- [EXERCISES TO COMPLETE]
a: Quote the passage of the piece on the war on drugs between "What is now" and "anarchy at work.", inclusive.
b: In the piece on the war on drugs, what share of American public opinion is said to favor relaxing criminal sanctions on drug users?
c: Carry on the piece about the international war on drugs from its last sentence.

- [TEXT SECTION]
------------------------------------------------

What is called the international war on drugs has come to London this week with governments vying with each other over the money, weapons and commitment they will hurl into the fight. In Britain, the thunder of struggle may seem distant, echoing from the streets of America and the jungles of Thailand and Peru. Ministers can thus sound as belligerent as they please. Their mind-set is that of generals in some far-off trench war: send more troops, make one more push, victory is round the corner.

Yet a subtle shift in strategy is now detectable from America, where the war is not far off and where defeat stares every city politician in the face. When George Shultz, Milton Friedman, past White House drugs advisers and some 40 percent of American public opinion are for relaxing criminal sanctions on drug users, then fresh ideas are clearly in the air. Even George Bush, who had recently seemed ready to make the cocaine war his personal Vietnam, is now turning his attention from the supply to the demand side of this booming market.

The harmfulness of heroin, cocaine and their derivates is not the issue. An ideal society might wish to be rid of them - though conventional opinion must accept that many users of cocaine see it as no more vulnerable to abuse than alcohol or nicotine, while cannabis is acknowledged to be less harmfull or addictive than either. The boundary between what is legal and illegal in narcotics is a matter of past history and culture, which is why many blacks and young people are cynical at their narcotics being banned by those who see drunkenness as virility, permit alcohol advertising and accept sponsorship from tobacco firms.

What is now giving the illegal drugs their international status is not their existence but the social, economic and legal context in which they are traded, in other words the consequences of their illegality. The vast and ever-growing drugs industry is the modern world's most graphic illustration of economic anarchy at work.

------------------------------------------------

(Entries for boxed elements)

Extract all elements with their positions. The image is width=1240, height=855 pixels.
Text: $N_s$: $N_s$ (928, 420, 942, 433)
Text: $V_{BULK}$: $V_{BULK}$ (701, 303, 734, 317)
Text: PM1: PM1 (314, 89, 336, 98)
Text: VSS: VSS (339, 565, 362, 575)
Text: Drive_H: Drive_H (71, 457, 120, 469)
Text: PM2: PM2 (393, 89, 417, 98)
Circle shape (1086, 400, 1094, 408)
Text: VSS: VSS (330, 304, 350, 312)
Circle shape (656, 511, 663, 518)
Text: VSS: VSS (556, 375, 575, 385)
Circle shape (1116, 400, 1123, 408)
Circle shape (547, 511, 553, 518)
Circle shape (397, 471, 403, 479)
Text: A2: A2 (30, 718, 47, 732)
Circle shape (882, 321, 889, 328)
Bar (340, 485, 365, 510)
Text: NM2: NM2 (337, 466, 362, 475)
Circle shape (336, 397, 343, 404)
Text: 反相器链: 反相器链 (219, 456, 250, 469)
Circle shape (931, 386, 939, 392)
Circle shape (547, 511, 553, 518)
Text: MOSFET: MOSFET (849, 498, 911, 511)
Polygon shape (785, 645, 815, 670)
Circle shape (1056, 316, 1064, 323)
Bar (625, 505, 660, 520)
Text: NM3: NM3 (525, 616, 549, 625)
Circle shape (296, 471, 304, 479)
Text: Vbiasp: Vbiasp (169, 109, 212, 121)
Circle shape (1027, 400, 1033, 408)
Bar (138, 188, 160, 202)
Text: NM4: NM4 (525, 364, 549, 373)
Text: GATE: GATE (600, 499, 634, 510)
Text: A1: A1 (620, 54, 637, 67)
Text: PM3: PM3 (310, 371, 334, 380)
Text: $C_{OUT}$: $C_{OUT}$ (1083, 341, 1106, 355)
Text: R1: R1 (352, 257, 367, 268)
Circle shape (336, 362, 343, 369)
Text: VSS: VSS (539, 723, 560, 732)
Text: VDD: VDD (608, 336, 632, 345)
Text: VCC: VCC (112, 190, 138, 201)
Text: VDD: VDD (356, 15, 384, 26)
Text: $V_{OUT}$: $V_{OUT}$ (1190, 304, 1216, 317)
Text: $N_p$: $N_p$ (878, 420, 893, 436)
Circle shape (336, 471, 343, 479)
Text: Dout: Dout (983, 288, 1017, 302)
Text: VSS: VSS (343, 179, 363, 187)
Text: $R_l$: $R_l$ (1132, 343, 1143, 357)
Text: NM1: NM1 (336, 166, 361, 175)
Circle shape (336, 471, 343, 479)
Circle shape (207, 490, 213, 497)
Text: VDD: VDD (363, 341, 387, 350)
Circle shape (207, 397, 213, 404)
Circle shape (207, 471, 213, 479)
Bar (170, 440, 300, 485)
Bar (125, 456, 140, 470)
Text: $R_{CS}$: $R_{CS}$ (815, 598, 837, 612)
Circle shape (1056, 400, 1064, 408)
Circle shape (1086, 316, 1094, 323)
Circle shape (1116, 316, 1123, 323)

------------------------------------------------

- [RESPONSES IN ORDER]
a:
What is now giving the illegal drugs their international status is not their existence but the social, economic and legal context in which they are traded, in other words the consequences of their illegality. The vast and ever-growing drugs industry is the modern world's most graphic illustration of economic anarchy at work.

b: Some 40 percent.

c:
The upsurge in favour of decriminalization in America is due to crude realism. Discouraging consumption through prohibition has failed- Cocaine is so widely used as to be the country's most valuable import. Tens of thousands of Americans work in the industry. Billions are at stake. Working-class, non-white Americans use illegal narcotics in a wholly unregulated fashion. Because the market is unrestrained, drugs, drugs are traded free of duty and therefore offer a cheaper escapism than alcohol. Such huge, illicit profits mean that 70-80 per cent of all America's urban crime is drug-related.

Few observers of this scene doubt that, somehow, the next decade will see at least part of this international business brought within legal control. Only when supply is taxed and regulated can criminals be removed from the supply chain, and demand tackled through education and taxation. An unwelcome indusrty which cannot be contained, let alone banned, must be regulated some other way. This is the lesson of the pre-war prohibition of acohol in America and of off-course betting in Britain.

A step that merits wider debate in Britain is to take cannabis off the banned list. Dealing would be removed from the racketeers and from the corruption of their burgeoning opponents among customs officers, policemen and globetrotting defence consultants. Proceeds from taxing cannabis could be directed into encouraging the young to avoid all forms of narcotics, legal and illegal. Whether or not this led to switching from nicotine to cannabis is immaterial, though cannabis is the less addictive. The key is to remove cannabis consumption from criminal culture.

Such a step would not be easy, any more than would any wider decriminalization - as American politicians are finding. We all have a curiously deep aversion to the ways in which other generations and cultures go about relieving life's harsher realities. One man's drunken spree is another's bad trip, the one deserving a sympathetic smile, the other a savage jail sentence.

Politicians have a duty to lead as well as follow public opinion in matters of social behaviour. But if they lead too far ahead, they will lose touch, lose support and defeat the end in view. Drugs are one such case. The best that might come out of yesterday's conference is an acceptance that more of the old repression simply will not work. The drugs trade is now rotting whole areas of international relations, and rotting the heart of cities in Europe as well as in America. It is crime that feeds on itself. Combatting it requires not belligerence, but clear thinking, courage and common sense. An increasing number of Americans realize this. Europe's democracies have yet to show the same realism.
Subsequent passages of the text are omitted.